─── MATERIAL PROVIDED
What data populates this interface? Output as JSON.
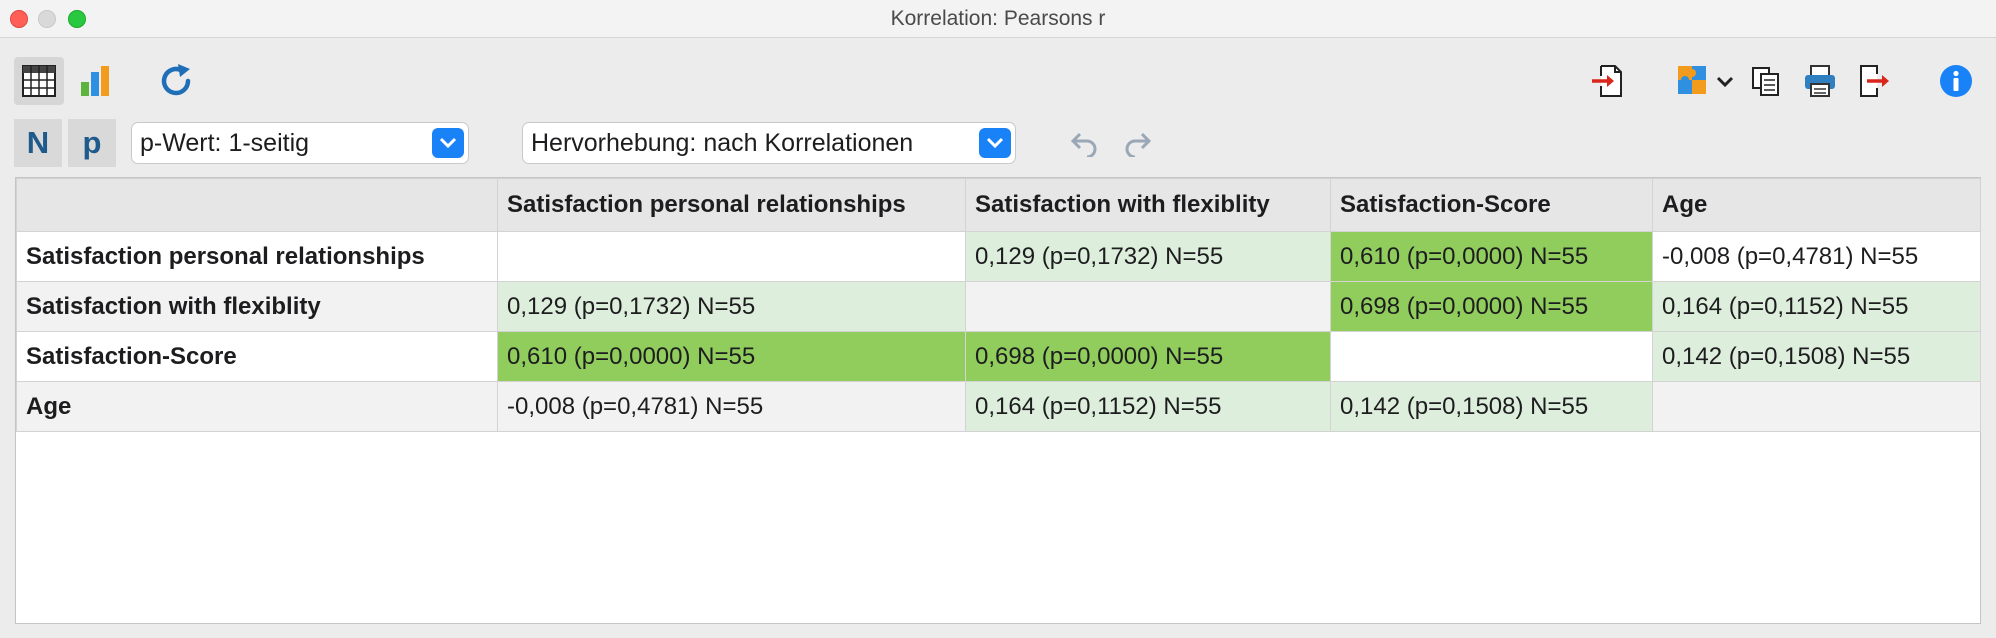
{
  "window": {
    "title": "Korrelation: Pearsons r"
  },
  "toolbar": {
    "icons": [
      "table-view-icon",
      "chart-view-icon",
      "refresh-icon",
      "import-icon",
      "puzzle-export-icon",
      "copy-icon",
      "print-icon",
      "export-icon",
      "info-icon"
    ],
    "n_label": "N",
    "p_label": "p"
  },
  "pvalue_select": {
    "value": "p-Wert: 1-seitig"
  },
  "highlight_select": {
    "value": "Hervorhebung: nach Korrelationen"
  },
  "colors": {
    "strong": "#90cd5d",
    "light": "#deeedc",
    "accent": "#1a82f7"
  },
  "table": {
    "columns": [
      "",
      "Satisfaction personal relationships",
      "Satisfaction with flexiblity",
      "Satisfaction-Score",
      "Age"
    ],
    "rows": [
      {
        "label": "Satisfaction personal relationships",
        "cells": [
          "",
          "0,129 (p=0,1732) N=55",
          "0,610 (p=0,0000) N=55",
          "-0,008 (p=0,4781) N=55"
        ]
      },
      {
        "label": "Satisfaction with flexiblity",
        "cells": [
          "0,129 (p=0,1732) N=55",
          "",
          "0,698 (p=0,0000) N=55",
          "0,164 (p=0,1152) N=55"
        ]
      },
      {
        "label": "Satisfaction-Score",
        "cells": [
          "0,610 (p=0,0000) N=55",
          "0,698 (p=0,0000) N=55",
          "",
          "0,142 (p=0,1508) N=55"
        ]
      },
      {
        "label": "Age",
        "cells": [
          "-0,008 (p=0,4781) N=55",
          "0,164 (p=0,1152) N=55",
          "0,142 (p=0,1508) N=55",
          ""
        ]
      }
    ]
  }
}
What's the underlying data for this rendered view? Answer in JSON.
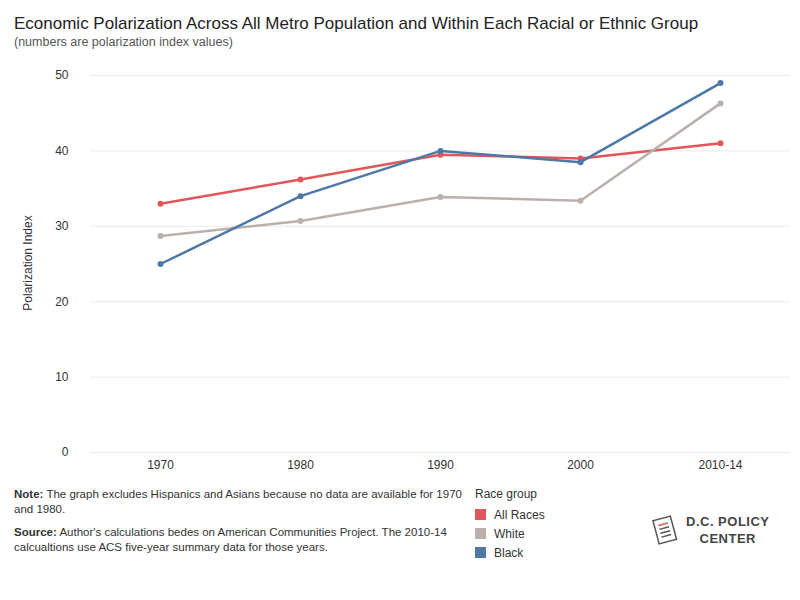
{
  "chart_data": {
    "type": "line",
    "title": "Economic Polarization Across All Metro Population and Within Each Racial or Ethnic Group",
    "subtitle": "(numbers are polarization index values)",
    "y_label": "Polarization Index",
    "categories": [
      "1970",
      "1980",
      "1990",
      "2000",
      "2010-14"
    ],
    "series": [
      {
        "name": "All Races",
        "color": "#e15759",
        "values": [
          33,
          36.2,
          39.5,
          39,
          41
        ]
      },
      {
        "name": "White",
        "color": "#bab0ac",
        "values": [
          28.7,
          30.7,
          33.9,
          33.4,
          46.3
        ]
      },
      {
        "name": "Black",
        "color": "#4e79a7",
        "values": [
          25,
          34,
          40,
          38.5,
          49
        ]
      }
    ],
    "ylim": [
      0,
      50
    ],
    "yticks": [
      0,
      10,
      20,
      30,
      40,
      50
    ],
    "grid": true,
    "marker": "circle",
    "legend": "bottom-right",
    "legend_title": "Race group",
    "note": {
      "label": "Note:",
      "text": "The graph excludes Hispanics and Asians because no data are available for 1970 and 1980."
    },
    "source": {
      "label": "Source:",
      "text": "Author's calculations bedes on American Communities Project. The 2010-14 calcualtions use ACS five-year summary data for those years."
    },
    "logo": [
      "D.C. POLICY",
      "CENTER"
    ]
  }
}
──────
_YOUR TASK_. Pick out the lines above that hold the string "Score" and show them.

_EXERCISE OUTPUT_.
      "Satisfaction-Score",
        "label": "Satisfaction-Score",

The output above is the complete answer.